■ **STATED GOAL**: Output every record word for word.

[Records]
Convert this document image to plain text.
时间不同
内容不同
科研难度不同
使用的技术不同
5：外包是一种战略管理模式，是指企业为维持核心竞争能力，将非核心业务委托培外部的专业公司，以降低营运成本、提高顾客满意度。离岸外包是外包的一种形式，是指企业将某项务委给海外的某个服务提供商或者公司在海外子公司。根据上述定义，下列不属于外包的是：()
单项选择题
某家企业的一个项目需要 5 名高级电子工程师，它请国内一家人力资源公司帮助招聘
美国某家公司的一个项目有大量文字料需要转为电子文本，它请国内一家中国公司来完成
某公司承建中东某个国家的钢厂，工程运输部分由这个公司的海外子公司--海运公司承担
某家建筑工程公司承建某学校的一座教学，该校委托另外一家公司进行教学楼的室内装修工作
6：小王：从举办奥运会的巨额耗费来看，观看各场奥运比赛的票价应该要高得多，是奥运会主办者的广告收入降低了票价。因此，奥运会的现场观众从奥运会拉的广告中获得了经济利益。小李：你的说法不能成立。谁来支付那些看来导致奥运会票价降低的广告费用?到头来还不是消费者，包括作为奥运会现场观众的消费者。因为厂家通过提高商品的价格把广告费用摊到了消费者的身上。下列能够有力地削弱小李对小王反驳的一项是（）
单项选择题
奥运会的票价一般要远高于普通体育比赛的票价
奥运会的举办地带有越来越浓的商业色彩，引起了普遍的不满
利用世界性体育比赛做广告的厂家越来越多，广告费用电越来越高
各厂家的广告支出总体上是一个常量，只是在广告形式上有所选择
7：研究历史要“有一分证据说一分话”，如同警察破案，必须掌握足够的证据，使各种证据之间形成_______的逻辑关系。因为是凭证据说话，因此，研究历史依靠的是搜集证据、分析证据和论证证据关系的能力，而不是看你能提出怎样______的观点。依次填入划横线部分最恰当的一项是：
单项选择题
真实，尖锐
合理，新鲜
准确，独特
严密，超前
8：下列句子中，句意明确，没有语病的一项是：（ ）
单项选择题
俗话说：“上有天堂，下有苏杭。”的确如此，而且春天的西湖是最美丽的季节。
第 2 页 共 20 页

■ **ANSWER TO THE EXERCISE**:
Convert this document image to plain text.
时间不同
内容不同
科研难度不同
使用的技术不同
5：外包是一种战略管理模式，是指企业为维持核心竞争能力，将非核心业务委托培外部的专业公司，以降低营运成本、提高顾客满意度。离岸外包是外包的一种形式，是指企业将某项务委给海外的某个服务提供商或者公司在海外子公司。根据上述定义，下列不属于外包的是：()
单项选择题
某家企业的一个项目需要 5 名高级电子工程师，它请国内一家人力资源公司帮助招聘
美国某家公司的一个项目有大量文字料需要转为电子文本，它请国内一家中国公司来完成
某公司承建中东某个国家的钢厂，工程运输部分由这个公司的海外子公司--海运公司承担
某家建筑工程公司承建某学校的一座教学，该校委托另外一家公司进行教学楼的室内装修工作
6：小王：从举办奥运会的巨额耗费来看，观看各场奥运比赛的票价应该要高得多，是奥运会主办者的广告收入降低了票价。因此，奥运会的现场观众从奥运会拉的广告中获得了经济利益。小李：你的说法不能成立。谁来支付那些看来导致奥运会票价降低的广告费用?到头来还不是消费者，包括作为奥运会现场观众的消费者。因为厂家通过提高商品的价格把广告费用摊到了消费者的身上。下列能够有力地削弱小李对小王反驳的一项是（）
单项选择题
奥运会的票价一般要远高于普通体育比赛的票价
奥运会的举办地带有越来越浓的商业色彩，引起了普遍的不满
利用世界性体育比赛做广告的厂家越来越多，广告费用电越来越高
各厂家的广告支出总体上是一个常量，只是在广告形式上有所选择
7：研究历史要“有一分证据说一分话”，如同警察破案，必须掌握足够的证据，使各种证据之间形成_______的逻辑关系。因为是凭证据说话，因此，研究历史依靠的是搜集证据、分析证据和论证证据关系的能力，而不是看你能提出怎样______的观点。依次填入划横线部分最恰当的一项是：
单项选择题
真实，尖锐
合理，新鲜
准确，独特
严密，超前
8：下列句子中，句意明确，没有语病的一项是：（ ）
单项选择题
俗话说：“上有天堂，下有苏杭。”的确如此，而且春天的西湖是最美丽的季节。
第 2 页 共 20 页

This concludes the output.